- [Directive] Find the lines that include the string "Только" and report how many there are. Give no other text.

- [Listed records]
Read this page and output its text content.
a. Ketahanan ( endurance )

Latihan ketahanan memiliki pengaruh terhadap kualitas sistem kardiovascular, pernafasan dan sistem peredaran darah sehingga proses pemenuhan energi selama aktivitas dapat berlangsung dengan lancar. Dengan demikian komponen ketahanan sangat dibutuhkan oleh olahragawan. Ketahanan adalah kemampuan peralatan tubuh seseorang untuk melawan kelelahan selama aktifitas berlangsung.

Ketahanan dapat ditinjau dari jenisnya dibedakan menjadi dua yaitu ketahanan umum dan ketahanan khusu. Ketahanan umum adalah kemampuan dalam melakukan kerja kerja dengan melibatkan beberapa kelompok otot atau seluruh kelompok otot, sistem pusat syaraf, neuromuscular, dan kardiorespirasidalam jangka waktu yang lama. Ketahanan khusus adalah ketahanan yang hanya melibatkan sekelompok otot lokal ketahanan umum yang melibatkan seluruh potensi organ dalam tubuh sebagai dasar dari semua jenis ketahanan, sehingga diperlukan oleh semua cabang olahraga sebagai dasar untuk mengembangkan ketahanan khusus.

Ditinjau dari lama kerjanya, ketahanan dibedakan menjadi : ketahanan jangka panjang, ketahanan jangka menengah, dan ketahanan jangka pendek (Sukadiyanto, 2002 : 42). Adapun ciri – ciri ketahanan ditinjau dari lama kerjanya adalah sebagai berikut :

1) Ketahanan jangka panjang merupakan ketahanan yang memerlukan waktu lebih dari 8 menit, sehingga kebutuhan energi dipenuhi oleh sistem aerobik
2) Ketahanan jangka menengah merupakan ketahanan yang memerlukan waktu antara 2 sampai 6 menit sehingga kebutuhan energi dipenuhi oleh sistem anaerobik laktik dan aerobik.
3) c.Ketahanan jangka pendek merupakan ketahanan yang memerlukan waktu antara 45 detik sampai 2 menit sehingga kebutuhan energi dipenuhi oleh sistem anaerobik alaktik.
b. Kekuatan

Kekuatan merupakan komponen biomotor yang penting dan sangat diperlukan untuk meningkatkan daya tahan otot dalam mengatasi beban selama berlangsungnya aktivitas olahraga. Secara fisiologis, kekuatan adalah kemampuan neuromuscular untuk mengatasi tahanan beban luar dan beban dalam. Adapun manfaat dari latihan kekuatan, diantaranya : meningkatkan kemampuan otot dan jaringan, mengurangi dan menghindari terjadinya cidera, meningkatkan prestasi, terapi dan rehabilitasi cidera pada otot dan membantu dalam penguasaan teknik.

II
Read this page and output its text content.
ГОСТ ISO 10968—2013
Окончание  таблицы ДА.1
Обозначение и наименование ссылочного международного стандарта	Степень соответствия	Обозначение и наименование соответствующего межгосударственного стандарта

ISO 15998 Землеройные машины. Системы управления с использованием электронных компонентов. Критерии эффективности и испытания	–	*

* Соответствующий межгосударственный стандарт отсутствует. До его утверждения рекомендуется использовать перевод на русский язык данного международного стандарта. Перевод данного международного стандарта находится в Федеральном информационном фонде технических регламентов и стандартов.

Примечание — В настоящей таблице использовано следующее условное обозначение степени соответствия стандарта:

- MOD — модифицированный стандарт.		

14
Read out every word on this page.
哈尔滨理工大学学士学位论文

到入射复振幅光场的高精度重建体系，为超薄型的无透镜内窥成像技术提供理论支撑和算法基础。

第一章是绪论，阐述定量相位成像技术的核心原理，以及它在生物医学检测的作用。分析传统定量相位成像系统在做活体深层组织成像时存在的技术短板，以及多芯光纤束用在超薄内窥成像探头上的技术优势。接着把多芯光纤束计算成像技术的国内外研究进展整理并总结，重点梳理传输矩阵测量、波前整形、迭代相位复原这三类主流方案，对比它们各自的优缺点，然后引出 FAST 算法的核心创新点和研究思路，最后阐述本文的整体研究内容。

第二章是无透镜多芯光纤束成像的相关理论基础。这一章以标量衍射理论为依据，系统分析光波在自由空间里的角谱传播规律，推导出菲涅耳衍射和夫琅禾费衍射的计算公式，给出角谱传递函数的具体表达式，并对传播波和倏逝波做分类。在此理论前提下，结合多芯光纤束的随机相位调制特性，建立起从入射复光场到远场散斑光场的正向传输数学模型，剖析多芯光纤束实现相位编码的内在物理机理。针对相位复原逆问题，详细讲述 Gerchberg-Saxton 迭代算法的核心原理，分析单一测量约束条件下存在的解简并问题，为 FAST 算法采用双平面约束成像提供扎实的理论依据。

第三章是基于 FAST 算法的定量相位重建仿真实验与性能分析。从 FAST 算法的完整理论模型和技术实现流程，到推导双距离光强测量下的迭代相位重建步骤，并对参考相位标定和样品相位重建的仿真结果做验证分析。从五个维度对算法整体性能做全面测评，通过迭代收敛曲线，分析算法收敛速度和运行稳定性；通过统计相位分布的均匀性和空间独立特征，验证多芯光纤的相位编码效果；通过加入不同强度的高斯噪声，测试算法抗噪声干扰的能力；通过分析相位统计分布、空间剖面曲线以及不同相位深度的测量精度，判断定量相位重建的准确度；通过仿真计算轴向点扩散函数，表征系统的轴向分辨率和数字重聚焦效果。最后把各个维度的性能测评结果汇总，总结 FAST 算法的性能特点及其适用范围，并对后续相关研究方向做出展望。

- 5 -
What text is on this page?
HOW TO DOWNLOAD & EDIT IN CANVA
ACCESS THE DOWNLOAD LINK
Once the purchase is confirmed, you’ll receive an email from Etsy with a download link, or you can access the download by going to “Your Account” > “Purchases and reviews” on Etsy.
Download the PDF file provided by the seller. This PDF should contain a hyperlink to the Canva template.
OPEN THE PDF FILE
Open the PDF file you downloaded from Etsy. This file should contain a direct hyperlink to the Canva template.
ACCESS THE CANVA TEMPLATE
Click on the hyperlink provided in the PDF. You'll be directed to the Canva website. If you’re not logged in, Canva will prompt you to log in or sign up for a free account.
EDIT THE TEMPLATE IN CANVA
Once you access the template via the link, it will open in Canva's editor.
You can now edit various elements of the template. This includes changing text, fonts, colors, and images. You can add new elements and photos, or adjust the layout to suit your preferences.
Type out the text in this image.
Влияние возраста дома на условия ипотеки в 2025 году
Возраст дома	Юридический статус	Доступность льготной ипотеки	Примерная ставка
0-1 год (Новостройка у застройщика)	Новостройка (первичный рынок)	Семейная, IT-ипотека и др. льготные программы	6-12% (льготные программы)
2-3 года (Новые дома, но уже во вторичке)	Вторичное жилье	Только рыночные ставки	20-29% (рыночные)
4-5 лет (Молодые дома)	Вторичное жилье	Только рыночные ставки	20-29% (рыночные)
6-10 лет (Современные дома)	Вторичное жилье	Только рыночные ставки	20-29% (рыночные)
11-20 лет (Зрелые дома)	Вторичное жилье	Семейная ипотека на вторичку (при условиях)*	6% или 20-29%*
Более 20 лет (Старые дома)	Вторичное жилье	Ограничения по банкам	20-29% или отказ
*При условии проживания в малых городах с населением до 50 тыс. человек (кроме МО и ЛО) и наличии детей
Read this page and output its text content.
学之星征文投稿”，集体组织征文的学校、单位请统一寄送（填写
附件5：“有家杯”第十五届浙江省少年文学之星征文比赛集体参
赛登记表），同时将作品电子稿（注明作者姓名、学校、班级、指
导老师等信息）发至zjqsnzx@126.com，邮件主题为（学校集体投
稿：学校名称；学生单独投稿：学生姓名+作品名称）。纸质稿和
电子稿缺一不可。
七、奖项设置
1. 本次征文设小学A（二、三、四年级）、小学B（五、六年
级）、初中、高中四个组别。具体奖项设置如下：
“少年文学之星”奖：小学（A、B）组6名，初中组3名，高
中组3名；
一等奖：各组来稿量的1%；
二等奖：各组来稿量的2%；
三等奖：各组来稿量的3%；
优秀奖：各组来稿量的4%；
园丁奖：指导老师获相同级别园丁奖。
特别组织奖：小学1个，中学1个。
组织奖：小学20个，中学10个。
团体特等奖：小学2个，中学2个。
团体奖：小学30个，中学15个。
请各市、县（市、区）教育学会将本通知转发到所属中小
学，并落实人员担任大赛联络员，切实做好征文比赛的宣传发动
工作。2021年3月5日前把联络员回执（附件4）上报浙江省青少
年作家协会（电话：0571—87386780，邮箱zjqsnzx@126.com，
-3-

- [Finished answer] 3